◆ Records supplied ◆
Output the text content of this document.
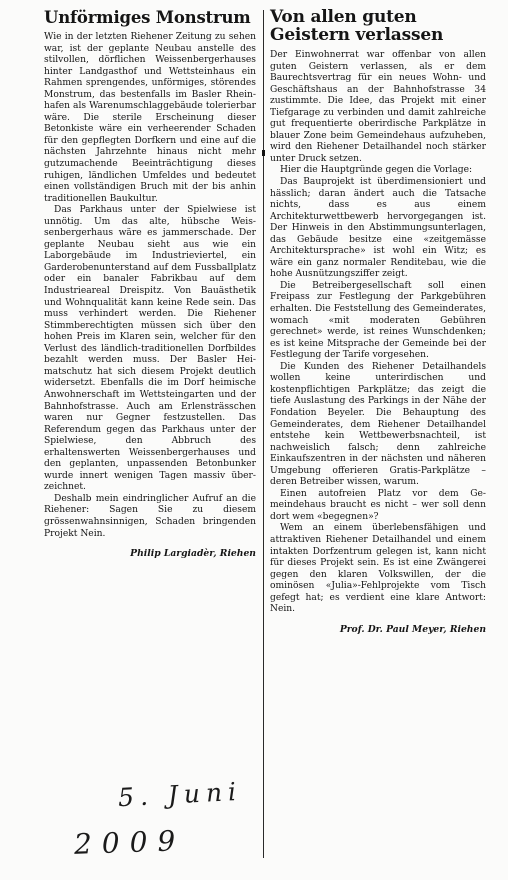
Unförmiges Monstrum

Wie in der letzten Riehener Zeitung zu sehen war, ist der geplante Neubau anstelle des stilvollen, dörflichen Weissenbergerhauses hinter Landgasthof und Wettsteinhaus ein Rahmen sprengendes, unförmiges, störendes Monstrum, das bestenfalls im Basler Rheinhafen als Warenumschlaggebäude tolerierbar wäre. Die sterile Erscheinung dieser Betonkiste wäre ein verheerender Schaden für den gepflegten Dorfkern und eine auf die nächsten Jahrzehnte hinaus nicht mehr gutzumachende Beeinträchtigung dieses ruhigen, ländlichen Umfeldes und bedeutet einen vollständigen Bruch mit der bis anhin traditionellen Baukultur.

Das Parkhaus unter der Spielwiese ist unnötig. Um das alte, hübsche Weissenbergerhaus wäre es jammerschade. Der geplante Neubau sieht aus wie ein Laborgebäude im Industrieviertel, ein Garderobenunterstand auf dem Fussballplatz oder ein banaler Fabrikbau auf dem Industrieareal Dreispitz. Von Bauästhetik und Wohnqualität kann keine Rede sein. Das muss verhindert werden. Die Riehener Stimmberechtigten müssen sich über den hohen Preis im Klaren sein, welcher für den Verlust des ländlich-traditionellen Dorfbildes bezahlt werden muss. Der Basler Heimatschutz hat sich diesem Projekt deutlich widersetzt. Ebenfalls die im Dorf heimische Anwohnerschaft im Wettsteingarten und der Bahnhofstrasse. Auch am Erlensträsschen waren nur Gegner festzustellen. Das Referendum gegen das Parkhaus unter der Spielwiese, den Abbruch des erhaltenswerten Weissenbergerhauses und den geplanten, unpassenden Betonbunker wurde innert wenigen Tagen massiv überzeichnet.

Deshalb mein eindringlicher Aufruf an die Riehener: Sagen Sie zu diesem grössenwahnsinnigen, Schaden bringenden Projekt Nein.

Philip Largiadèr, Riehen
Von allen guten Geistern verlassen

Der Einwohnerrat war offenbar von allen guten Geistern verlassen, als er dem Baurechtsvertrag für ein neues Wohn- und Geschäftshaus an der Bahnhofstrasse 34 zustimmte. Die Idee, das Projekt mit einer Tiefgarage zu verbinden und damit zahlreiche gut frequentierte oberirdische Parkplätze in blauer Zone beim Gemeindehaus aufzuheben, wird den Riehener Detailhandel noch stärker unter Druck setzen.

Hier die Hauptgründe gegen die Vorlage:

Das Bauprojekt ist überdimensioniert und hässlich; daran ändert auch die Tatsache nichts, dass es aus einem Architekturwettbewerb hervorgegangen ist. Der Hinweis in den Abstimmungsunterlagen, das Gebäude besitze eine «zeitgemässe Architektursprache» ist wohl ein Witz; es wäre ein ganz normaler Renditebau, wie die hohe Ausnützungsziffer zeigt.

Die Betreibergesellschaft soll einen Freipass zur Festlegung der Parkgebühren erhalten. Die Feststellung des Gemeinderates, womach «mit moderaten Gebühren gerechnet» werde, ist reines Wunschdenken; es ist keine Mitsprache der Gemeinde bei der Festlegung der Tarife vorgesehen.

Die Kunden des Riehener Detailhandels wollen keine unterirdischen und kostenpflichtigen Parkplätze; das zeigt die tiefe Auslastung des Parkings in der Nähe der Fondation Beyeler. Die Behauptung des Gemeinderates, dem Riehener Detailhandel entstehe kein Wettbewerbsnachteil, ist nachweislich falsch; denn zahlreiche Einkaufszentren in der nächsten und näheren Umgebung offerieren Gratis-Parkplätze – deren Betreiber wissen, warum.

Einen autofreien Platz vor dem Gemeindehaus braucht es nicht – wer soll denn dort wem «begegnen»?

Wem an einem überlebensfähigen und attraktiven Riehener Detailhandel und einem intakten Dorfzentrum gelegen ist, kann nicht für dieses Projekt sein. Es ist eine Zwängerei gegen den klaren Volkswillen, der die ominösen «Julia»-Fehlprojekte vom Tisch gefegt hat; es verdient eine klare Antwort: Nein.

Prof. Dr. Paul Meyer, Riehen
5. Juni
2009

◆ Problem statement ◆
Identify lines with the string "zahlreiche". Copy each one.

◆ Exercise result ◆
Der Einwohnerrat war offenbar von allen guten Geistern verlassen, als er dem Baurechtsvertrag für ein neues Wohn- und Geschäftshaus an der Bahnhofstrasse 34 zustimmte. Die Idee, das Projekt mit einer Tiefgarage zu verbinden und damit zahlreiche gut frequentierte oberirdische Parkplätze in blauer Zone beim Gemeindehaus aufzuheben, wird den Riehener Detailhandel noch stärker unter Druck setzen.
Die Kunden des Riehener Detailhandels wollen keine unterirdischen und kostenpflichtigen Parkplätze; das zeigt die tiefe Auslastung des Parkings in der Nähe der Fondation Beyeler. Die Behauptung des Gemeinderates, dem Riehener Detailhandel entstehe kein Wettbewerbsnachteil, ist nachweislich falsch; denn zahlreiche Einkaufszentren in der nächsten und näheren Umgebung offerieren Gratis-Parkplätze – deren Betreiber wissen, warum.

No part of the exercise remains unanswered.